Work to complete:
Output the material below in full, exactly as it is.

Supplied data:

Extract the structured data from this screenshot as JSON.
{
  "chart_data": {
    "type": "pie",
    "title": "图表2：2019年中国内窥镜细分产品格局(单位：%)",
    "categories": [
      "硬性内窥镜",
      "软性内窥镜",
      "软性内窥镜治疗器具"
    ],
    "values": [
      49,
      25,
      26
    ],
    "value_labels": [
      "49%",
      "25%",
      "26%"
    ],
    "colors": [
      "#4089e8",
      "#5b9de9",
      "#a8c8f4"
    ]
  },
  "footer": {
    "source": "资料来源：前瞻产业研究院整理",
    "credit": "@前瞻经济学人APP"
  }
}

The answer:
Extract the structured data from this screenshot as JSON.
{
  "chart_data": {
    "type": "pie",
    "title": "图表2：2019年中国内窥镜细分产品格局(单位：%)",
    "categories": [
      "硬性内窥镜",
      "软性内窥镜",
      "软性内窥镜治疗器具"
    ],
    "values": [
      49,
      25,
      26
    ],
    "value_labels": [
      "49%",
      "25%",
      "26%"
    ],
    "colors": [
      "#4089e8",
      "#5b9de9",
      "#a8c8f4"
    ]
  },
  "footer": {
    "source": "资料来源：前瞻产业研究院整理",
    "credit": "@前瞻经济学人APP"
  }
}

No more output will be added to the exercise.